> **Direction**
Write out the listing below in full and exactly, leaving out every picture.

'''

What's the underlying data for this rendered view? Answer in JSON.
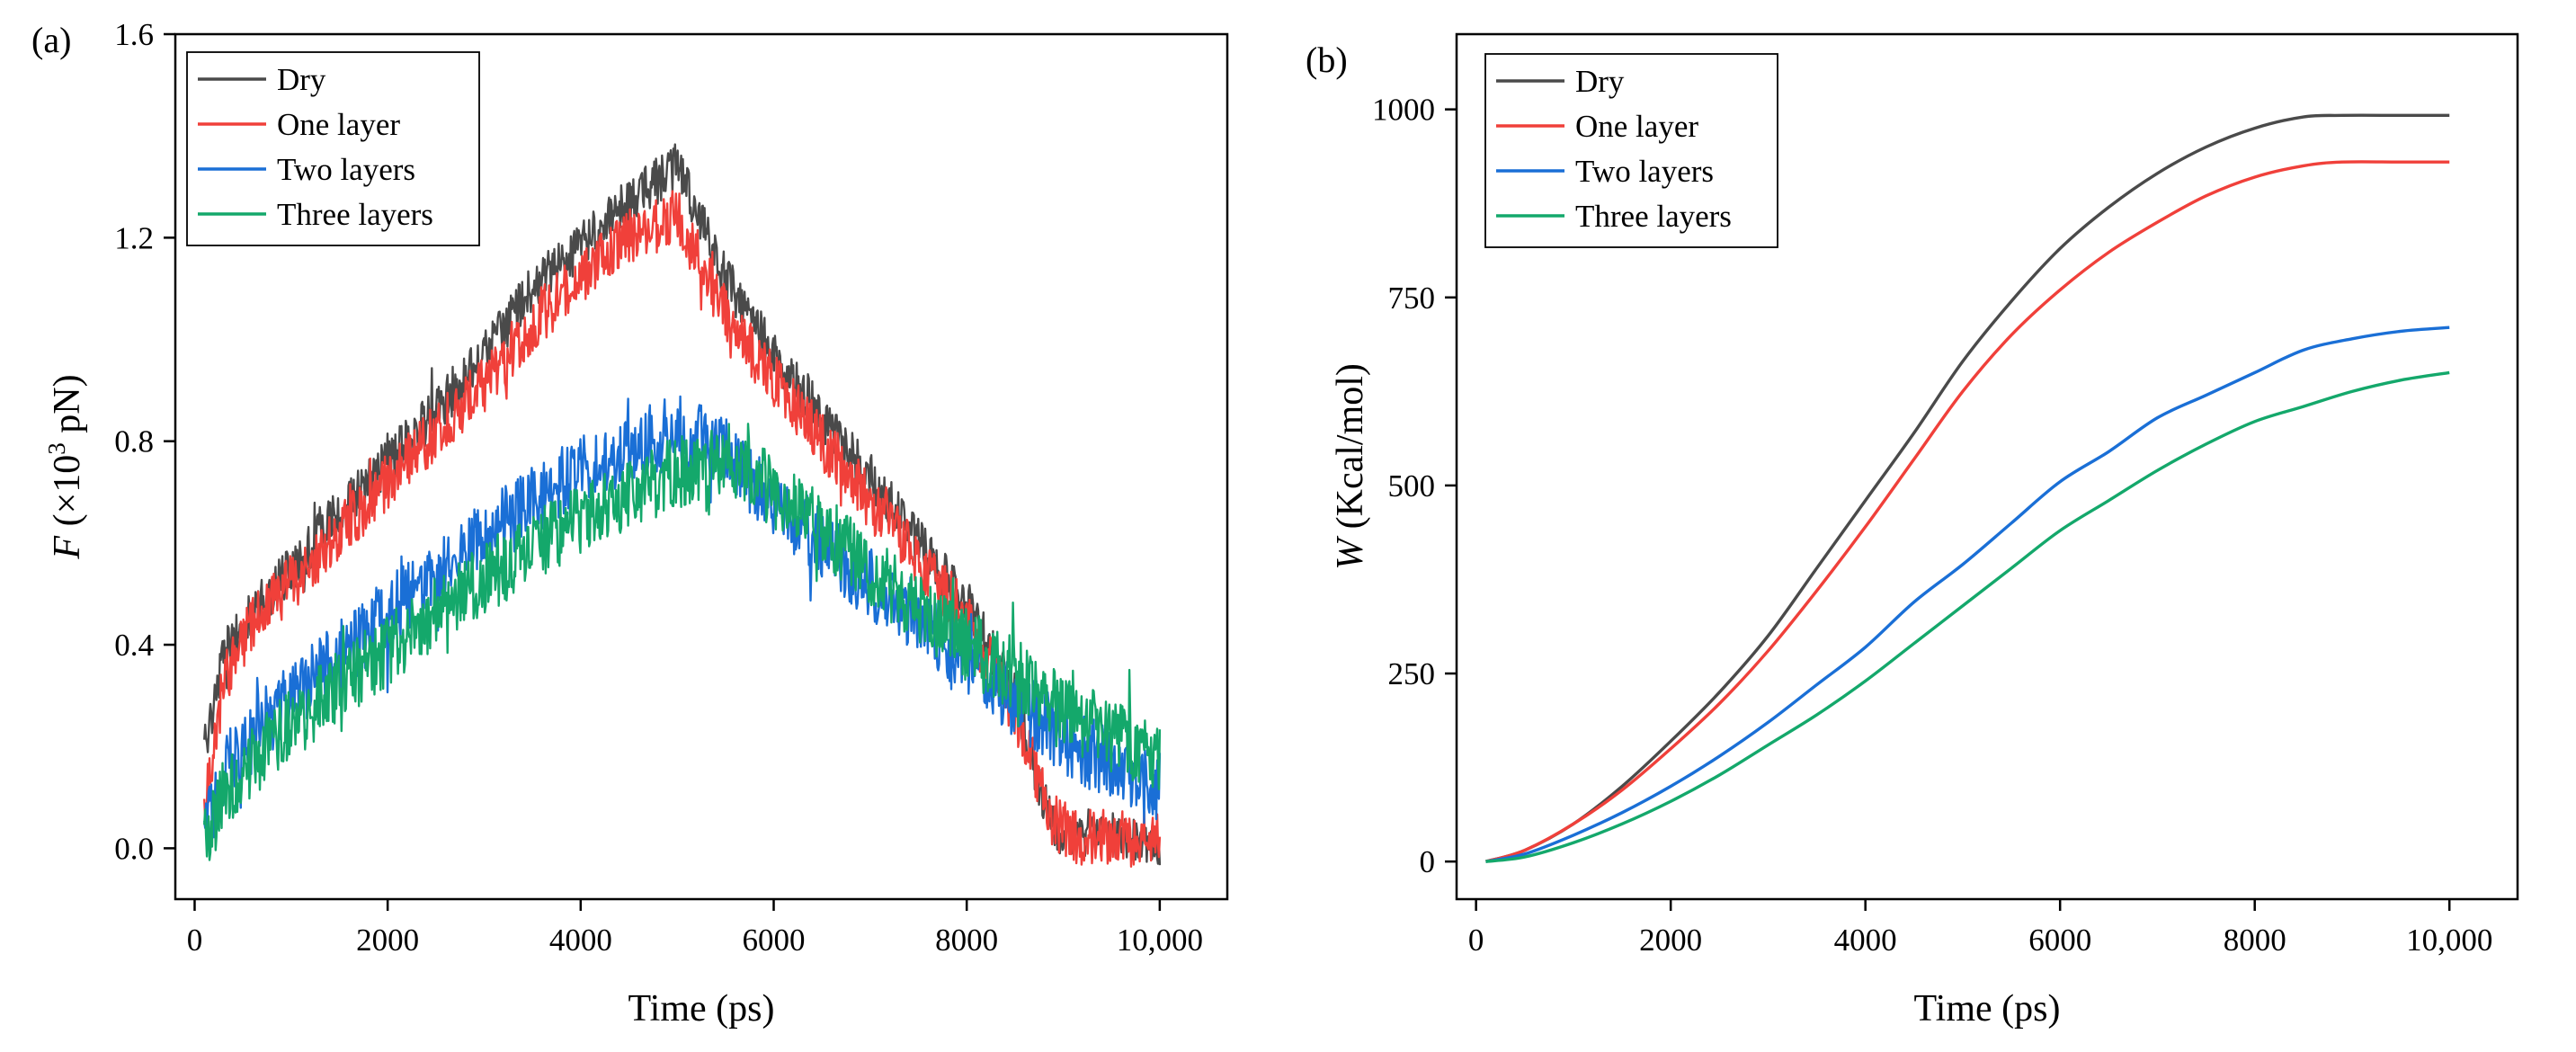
{
  "figure": {
    "title": ""
  },
  "chart_data": [
    {
      "type": "line",
      "panel_label": "(a)",
      "title": "",
      "xlabel": "Time (ps)",
      "ylabel_prefix": "F",
      "ylabel_scale_left": "(×10",
      "ylabel_exponent": "3",
      "ylabel_unit": " pN)",
      "xlim": [
        -200,
        10700
      ],
      "ylim": [
        -0.1,
        1.6
      ],
      "x_ticks": [
        0,
        2000,
        4000,
        6000,
        8000,
        10000
      ],
      "x_tick_labels": [
        "0",
        "2000",
        "4000",
        "6000",
        "8000",
        "10,000"
      ],
      "y_ticks": [
        0.0,
        0.4,
        0.8,
        1.2,
        1.6
      ],
      "y_tick_labels": [
        "0.0",
        "0.4",
        "0.8",
        "1.2",
        "1.6"
      ],
      "noisy": true,
      "legend_position": "top-left",
      "series": [
        {
          "name": "Dry",
          "color": "#4a4a4a",
          "x": [
            100,
            300,
            600,
            1000,
            1500,
            2000,
            2500,
            3000,
            3500,
            4000,
            4500,
            5000,
            5500,
            6000,
            6500,
            7000,
            7500,
            8000,
            8500,
            8900,
            9200,
            9600,
            10000
          ],
          "y": [
            0.2,
            0.38,
            0.46,
            0.55,
            0.66,
            0.76,
            0.86,
            0.97,
            1.1,
            1.18,
            1.27,
            1.34,
            1.12,
            0.97,
            0.85,
            0.73,
            0.6,
            0.48,
            0.3,
            0.03,
            0.03,
            0.02,
            0.0
          ],
          "noise": 0.03
        },
        {
          "name": "One layer",
          "color": "#f0403a",
          "x": [
            100,
            300,
            600,
            1000,
            1500,
            2000,
            2500,
            3000,
            3500,
            4000,
            4500,
            5000,
            5500,
            6000,
            6500,
            7000,
            7500,
            8000,
            8500,
            8900,
            9200,
            9600,
            10000
          ],
          "y": [
            0.08,
            0.33,
            0.44,
            0.52,
            0.62,
            0.72,
            0.82,
            0.91,
            1.03,
            1.12,
            1.2,
            1.24,
            1.05,
            0.92,
            0.8,
            0.68,
            0.57,
            0.45,
            0.27,
            0.05,
            0.02,
            0.02,
            0.02
          ],
          "noise": 0.035
        },
        {
          "name": "Two layers",
          "color": "#1a6fd6",
          "x": [
            100,
            300,
            600,
            1000,
            1500,
            2000,
            2500,
            3000,
            3500,
            4000,
            4500,
            5000,
            5500,
            6000,
            6500,
            7000,
            7500,
            8000,
            8500,
            9000,
            9500,
            10000
          ],
          "y": [
            0.03,
            0.15,
            0.22,
            0.3,
            0.38,
            0.46,
            0.54,
            0.61,
            0.68,
            0.74,
            0.79,
            0.82,
            0.78,
            0.68,
            0.6,
            0.52,
            0.45,
            0.37,
            0.29,
            0.22,
            0.16,
            0.12
          ],
          "noise": 0.045
        },
        {
          "name": "Three layers",
          "color": "#14a86b",
          "x": [
            100,
            300,
            600,
            1000,
            1500,
            2000,
            2500,
            3000,
            3500,
            4000,
            4500,
            5000,
            5500,
            6000,
            6500,
            7000,
            7500,
            8000,
            8500,
            9000,
            9500,
            10000
          ],
          "y": [
            0.02,
            0.1,
            0.17,
            0.24,
            0.32,
            0.39,
            0.46,
            0.53,
            0.59,
            0.65,
            0.7,
            0.74,
            0.77,
            0.7,
            0.63,
            0.55,
            0.47,
            0.4,
            0.34,
            0.27,
            0.22,
            0.18
          ],
          "noise": 0.045
        }
      ]
    },
    {
      "type": "line",
      "panel_label": "(b)",
      "title": "",
      "xlabel": "Time (ps)",
      "ylabel_prefix": "W",
      "ylabel_unit": " (Kcal/mol)",
      "xlim": [
        -200,
        10700
      ],
      "ylim": [
        -50,
        1100
      ],
      "x_ticks": [
        0,
        2000,
        4000,
        6000,
        8000,
        10000
      ],
      "x_tick_labels": [
        "0",
        "2000",
        "4000",
        "6000",
        "8000",
        "10,000"
      ],
      "y_ticks": [
        0,
        250,
        500,
        750,
        1000
      ],
      "y_tick_labels": [
        "0",
        "250",
        "500",
        "750",
        "1000"
      ],
      "noisy": false,
      "legend_position": "top-left",
      "series": [
        {
          "name": "Dry",
          "color": "#4a4a4a",
          "x": [
            100,
            500,
            1000,
            1500,
            2000,
            2500,
            3000,
            3500,
            4000,
            4500,
            5000,
            5500,
            6000,
            6500,
            7000,
            7500,
            8000,
            8500,
            8900,
            9500,
            10000
          ],
          "y": [
            0,
            15,
            50,
            100,
            160,
            225,
            300,
            390,
            480,
            570,
            665,
            745,
            815,
            870,
            915,
            950,
            975,
            990,
            992,
            992,
            992
          ],
          "noise": 0
        },
        {
          "name": "One layer",
          "color": "#f0403a",
          "x": [
            100,
            500,
            1000,
            1500,
            2000,
            2500,
            3000,
            3500,
            4000,
            4500,
            5000,
            5500,
            6000,
            6500,
            7000,
            7500,
            8000,
            8500,
            8900,
            9500,
            10000
          ],
          "y": [
            0,
            15,
            50,
            95,
            150,
            210,
            280,
            360,
            445,
            535,
            625,
            700,
            760,
            810,
            850,
            885,
            910,
            925,
            930,
            930,
            930
          ],
          "noise": 0
        },
        {
          "name": "Two layers",
          "color": "#1a6fd6",
          "x": [
            100,
            500,
            1000,
            1500,
            2000,
            2500,
            3000,
            3500,
            4000,
            4500,
            5000,
            5500,
            6000,
            6500,
            7000,
            7500,
            8000,
            8500,
            9000,
            9500,
            10000
          ],
          "y": [
            0,
            10,
            35,
            65,
            100,
            140,
            185,
            235,
            285,
            345,
            395,
            450,
            505,
            545,
            590,
            620,
            650,
            680,
            695,
            705,
            710
          ],
          "noise": 0
        },
        {
          "name": "Three layers",
          "color": "#14a86b",
          "x": [
            100,
            500,
            1000,
            1500,
            2000,
            2500,
            3000,
            3500,
            4000,
            4500,
            5000,
            5500,
            6000,
            6500,
            7000,
            7500,
            8000,
            8500,
            9000,
            9500,
            10000
          ],
          "y": [
            0,
            6,
            25,
            50,
            80,
            115,
            155,
            195,
            240,
            290,
            340,
            390,
            440,
            480,
            520,
            555,
            585,
            605,
            625,
            640,
            650
          ],
          "noise": 0
        }
      ]
    }
  ]
}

'''

> **Complete response**
What's the underlying data for this rendered view? Answer in JSON.
{
  "figure": {
    "title": ""
  },
  "chart_data": [
    {
      "type": "line",
      "panel_label": "(a)",
      "title": "",
      "xlabel": "Time (ps)",
      "ylabel_prefix": "F",
      "ylabel_scale_left": "(×10",
      "ylabel_exponent": "3",
      "ylabel_unit": " pN)",
      "xlim": [
        -200,
        10700
      ],
      "ylim": [
        -0.1,
        1.6
      ],
      "x_ticks": [
        0,
        2000,
        4000,
        6000,
        8000,
        10000
      ],
      "x_tick_labels": [
        "0",
        "2000",
        "4000",
        "6000",
        "8000",
        "10,000"
      ],
      "y_ticks": [
        0.0,
        0.4,
        0.8,
        1.2,
        1.6
      ],
      "y_tick_labels": [
        "0.0",
        "0.4",
        "0.8",
        "1.2",
        "1.6"
      ],
      "noisy": true,
      "legend_position": "top-left",
      "series": [
        {
          "name": "Dry",
          "color": "#4a4a4a",
          "x": [
            100,
            300,
            600,
            1000,
            1500,
            2000,
            2500,
            3000,
            3500,
            4000,
            4500,
            5000,
            5500,
            6000,
            6500,
            7000,
            7500,
            8000,
            8500,
            8900,
            9200,
            9600,
            10000
          ],
          "y": [
            0.2,
            0.38,
            0.46,
            0.55,
            0.66,
            0.76,
            0.86,
            0.97,
            1.1,
            1.18,
            1.27,
            1.34,
            1.12,
            0.97,
            0.85,
            0.73,
            0.6,
            0.48,
            0.3,
            0.03,
            0.03,
            0.02,
            0.0
          ],
          "noise": 0.03
        },
        {
          "name": "One layer",
          "color": "#f0403a",
          "x": [
            100,
            300,
            600,
            1000,
            1500,
            2000,
            2500,
            3000,
            3500,
            4000,
            4500,
            5000,
            5500,
            6000,
            6500,
            7000,
            7500,
            8000,
            8500,
            8900,
            9200,
            9600,
            10000
          ],
          "y": [
            0.08,
            0.33,
            0.44,
            0.52,
            0.62,
            0.72,
            0.82,
            0.91,
            1.03,
            1.12,
            1.2,
            1.24,
            1.05,
            0.92,
            0.8,
            0.68,
            0.57,
            0.45,
            0.27,
            0.05,
            0.02,
            0.02,
            0.02
          ],
          "noise": 0.035
        },
        {
          "name": "Two layers",
          "color": "#1a6fd6",
          "x": [
            100,
            300,
            600,
            1000,
            1500,
            2000,
            2500,
            3000,
            3500,
            4000,
            4500,
            5000,
            5500,
            6000,
            6500,
            7000,
            7500,
            8000,
            8500,
            9000,
            9500,
            10000
          ],
          "y": [
            0.03,
            0.15,
            0.22,
            0.3,
            0.38,
            0.46,
            0.54,
            0.61,
            0.68,
            0.74,
            0.79,
            0.82,
            0.78,
            0.68,
            0.6,
            0.52,
            0.45,
            0.37,
            0.29,
            0.22,
            0.16,
            0.12
          ],
          "noise": 0.045
        },
        {
          "name": "Three layers",
          "color": "#14a86b",
          "x": [
            100,
            300,
            600,
            1000,
            1500,
            2000,
            2500,
            3000,
            3500,
            4000,
            4500,
            5000,
            5500,
            6000,
            6500,
            7000,
            7500,
            8000,
            8500,
            9000,
            9500,
            10000
          ],
          "y": [
            0.02,
            0.1,
            0.17,
            0.24,
            0.32,
            0.39,
            0.46,
            0.53,
            0.59,
            0.65,
            0.7,
            0.74,
            0.77,
            0.7,
            0.63,
            0.55,
            0.47,
            0.4,
            0.34,
            0.27,
            0.22,
            0.18
          ],
          "noise": 0.045
        }
      ]
    },
    {
      "type": "line",
      "panel_label": "(b)",
      "title": "",
      "xlabel": "Time (ps)",
      "ylabel_prefix": "W",
      "ylabel_unit": " (Kcal/mol)",
      "xlim": [
        -200,
        10700
      ],
      "ylim": [
        -50,
        1100
      ],
      "x_ticks": [
        0,
        2000,
        4000,
        6000,
        8000,
        10000
      ],
      "x_tick_labels": [
        "0",
        "2000",
        "4000",
        "6000",
        "8000",
        "10,000"
      ],
      "y_ticks": [
        0,
        250,
        500,
        750,
        1000
      ],
      "y_tick_labels": [
        "0",
        "250",
        "500",
        "750",
        "1000"
      ],
      "noisy": false,
      "legend_position": "top-left",
      "series": [
        {
          "name": "Dry",
          "color": "#4a4a4a",
          "x": [
            100,
            500,
            1000,
            1500,
            2000,
            2500,
            3000,
            3500,
            4000,
            4500,
            5000,
            5500,
            6000,
            6500,
            7000,
            7500,
            8000,
            8500,
            8900,
            9500,
            10000
          ],
          "y": [
            0,
            15,
            50,
            100,
            160,
            225,
            300,
            390,
            480,
            570,
            665,
            745,
            815,
            870,
            915,
            950,
            975,
            990,
            992,
            992,
            992
          ],
          "noise": 0
        },
        {
          "name": "One layer",
          "color": "#f0403a",
          "x": [
            100,
            500,
            1000,
            1500,
            2000,
            2500,
            3000,
            3500,
            4000,
            4500,
            5000,
            5500,
            6000,
            6500,
            7000,
            7500,
            8000,
            8500,
            8900,
            9500,
            10000
          ],
          "y": [
            0,
            15,
            50,
            95,
            150,
            210,
            280,
            360,
            445,
            535,
            625,
            700,
            760,
            810,
            850,
            885,
            910,
            925,
            930,
            930,
            930
          ],
          "noise": 0
        },
        {
          "name": "Two layers",
          "color": "#1a6fd6",
          "x": [
            100,
            500,
            1000,
            1500,
            2000,
            2500,
            3000,
            3500,
            4000,
            4500,
            5000,
            5500,
            6000,
            6500,
            7000,
            7500,
            8000,
            8500,
            9000,
            9500,
            10000
          ],
          "y": [
            0,
            10,
            35,
            65,
            100,
            140,
            185,
            235,
            285,
            345,
            395,
            450,
            505,
            545,
            590,
            620,
            650,
            680,
            695,
            705,
            710
          ],
          "noise": 0
        },
        {
          "name": "Three layers",
          "color": "#14a86b",
          "x": [
            100,
            500,
            1000,
            1500,
            2000,
            2500,
            3000,
            3500,
            4000,
            4500,
            5000,
            5500,
            6000,
            6500,
            7000,
            7500,
            8000,
            8500,
            9000,
            9500,
            10000
          ],
          "y": [
            0,
            6,
            25,
            50,
            80,
            115,
            155,
            195,
            240,
            290,
            340,
            390,
            440,
            480,
            520,
            555,
            585,
            605,
            625,
            640,
            650
          ],
          "noise": 0
        }
      ]
    }
  ]
}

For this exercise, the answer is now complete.